-- Source records --
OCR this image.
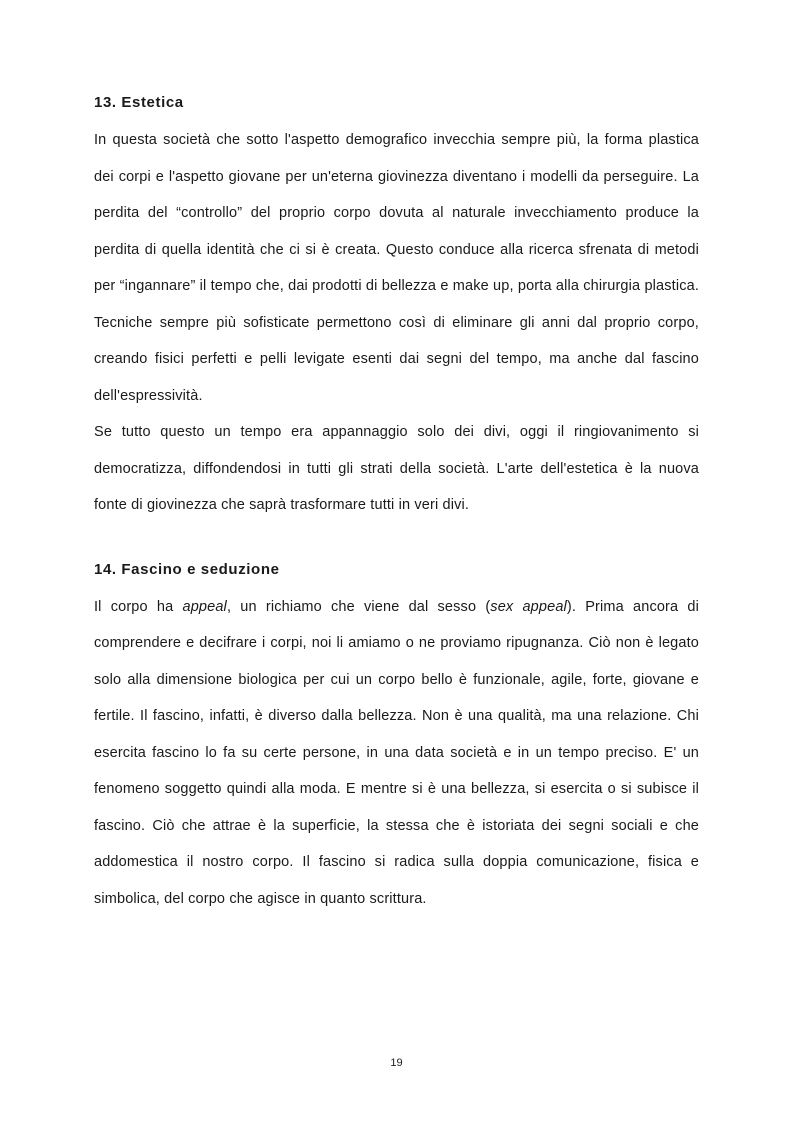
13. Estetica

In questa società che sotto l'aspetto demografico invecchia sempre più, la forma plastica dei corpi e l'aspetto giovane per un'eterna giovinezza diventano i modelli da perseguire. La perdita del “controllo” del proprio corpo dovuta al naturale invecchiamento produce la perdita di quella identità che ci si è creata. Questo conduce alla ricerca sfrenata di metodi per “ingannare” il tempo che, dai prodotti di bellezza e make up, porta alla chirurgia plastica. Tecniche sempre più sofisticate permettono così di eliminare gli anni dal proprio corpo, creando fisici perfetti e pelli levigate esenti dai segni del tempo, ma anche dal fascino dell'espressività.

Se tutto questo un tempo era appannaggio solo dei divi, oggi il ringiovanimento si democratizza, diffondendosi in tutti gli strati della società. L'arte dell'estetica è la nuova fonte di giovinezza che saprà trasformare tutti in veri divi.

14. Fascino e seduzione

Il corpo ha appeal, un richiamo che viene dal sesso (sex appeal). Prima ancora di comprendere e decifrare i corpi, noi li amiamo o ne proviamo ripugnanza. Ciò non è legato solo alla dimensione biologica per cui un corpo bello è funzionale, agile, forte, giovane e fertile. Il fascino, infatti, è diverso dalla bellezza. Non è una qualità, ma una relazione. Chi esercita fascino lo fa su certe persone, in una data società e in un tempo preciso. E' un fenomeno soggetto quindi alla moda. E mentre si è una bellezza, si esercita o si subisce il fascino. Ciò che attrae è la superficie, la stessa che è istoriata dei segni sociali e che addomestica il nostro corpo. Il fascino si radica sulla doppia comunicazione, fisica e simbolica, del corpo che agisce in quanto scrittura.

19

-- What this task involves --
Print out the whole of the material word for word, without pictures.

-- Task response --
OCR this image.
13. Estetica

In questa società che sotto l'aspetto demografico invecchia sempre più, la forma plastica dei corpi e l'aspetto giovane per un'eterna giovinezza diventano i modelli da perseguire. La perdita del “controllo” del proprio corpo dovuta al naturale invecchiamento produce la perdita di quella identità che ci si è creata. Questo conduce alla ricerca sfrenata di metodi per “ingannare” il tempo che, dai prodotti di bellezza e make up, porta alla chirurgia plastica. Tecniche sempre più sofisticate permettono così di eliminare gli anni dal proprio corpo, creando fisici perfetti e pelli levigate esenti dai segni del tempo, ma anche dal fascino dell'espressività.

Se tutto questo un tempo era appannaggio solo dei divi, oggi il ringiovanimento si democratizza, diffondendosi in tutti gli strati della società. L'arte dell'estetica è la nuova fonte di giovinezza che saprà trasformare tutti in veri divi.

14. Fascino e seduzione

Il corpo ha appeal, un richiamo che viene dal sesso (sex appeal). Prima ancora di comprendere e decifrare i corpi, noi li amiamo o ne proviamo ripugnanza. Ciò non è legato solo alla dimensione biologica per cui un corpo bello è funzionale, agile, forte, giovane e fertile. Il fascino, infatti, è diverso dalla bellezza. Non è una qualità, ma una relazione. Chi esercita fascino lo fa su certe persone, in una data società e in un tempo preciso. E' un fenomeno soggetto quindi alla moda. E mentre si è una bellezza, si esercita o si subisce il fascino. Ciò che attrae è la superficie, la stessa che è istoriata dei segni sociali e che addomestica il nostro corpo. Il fascino si radica sulla doppia comunicazione, fisica e simbolica, del corpo che agisce in quanto scrittura.

19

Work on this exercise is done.